■ WHAT IS BEING ASKED ■
Show each line of the data below that has the string "overseas" in it.

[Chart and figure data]
— start —
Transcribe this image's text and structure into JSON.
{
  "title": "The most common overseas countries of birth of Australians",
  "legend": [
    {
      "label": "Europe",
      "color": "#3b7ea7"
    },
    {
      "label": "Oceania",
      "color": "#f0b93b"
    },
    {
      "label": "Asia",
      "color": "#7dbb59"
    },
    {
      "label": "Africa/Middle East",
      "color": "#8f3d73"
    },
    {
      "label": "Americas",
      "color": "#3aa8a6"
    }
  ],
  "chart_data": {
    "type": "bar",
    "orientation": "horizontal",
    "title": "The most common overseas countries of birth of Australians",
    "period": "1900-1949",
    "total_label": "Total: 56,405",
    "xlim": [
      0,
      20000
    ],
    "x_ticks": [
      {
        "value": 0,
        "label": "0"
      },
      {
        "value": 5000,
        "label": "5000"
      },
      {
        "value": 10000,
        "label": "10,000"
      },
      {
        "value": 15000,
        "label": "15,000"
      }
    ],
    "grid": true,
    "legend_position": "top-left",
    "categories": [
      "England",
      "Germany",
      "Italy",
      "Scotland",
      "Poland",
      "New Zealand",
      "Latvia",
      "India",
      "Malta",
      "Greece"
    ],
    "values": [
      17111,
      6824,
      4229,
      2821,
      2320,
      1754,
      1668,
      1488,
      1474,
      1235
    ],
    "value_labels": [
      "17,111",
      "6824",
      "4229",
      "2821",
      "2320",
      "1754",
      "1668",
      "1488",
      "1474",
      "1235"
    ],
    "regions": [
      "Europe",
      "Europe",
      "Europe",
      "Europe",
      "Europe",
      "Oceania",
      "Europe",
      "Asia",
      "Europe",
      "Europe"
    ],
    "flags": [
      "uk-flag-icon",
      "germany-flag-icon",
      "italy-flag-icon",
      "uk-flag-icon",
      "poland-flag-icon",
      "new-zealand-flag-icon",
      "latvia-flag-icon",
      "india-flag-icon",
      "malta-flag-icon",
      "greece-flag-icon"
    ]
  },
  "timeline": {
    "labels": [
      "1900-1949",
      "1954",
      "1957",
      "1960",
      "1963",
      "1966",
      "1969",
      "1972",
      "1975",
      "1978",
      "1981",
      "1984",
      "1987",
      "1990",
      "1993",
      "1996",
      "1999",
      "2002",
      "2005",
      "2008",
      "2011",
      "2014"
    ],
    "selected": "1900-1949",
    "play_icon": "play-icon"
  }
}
— end —
■ WRITTEN SOLUTION ■
  "title": "The most common overseas countries of birth of Australians",
    "title": "The most common overseas countries of birth of Australians",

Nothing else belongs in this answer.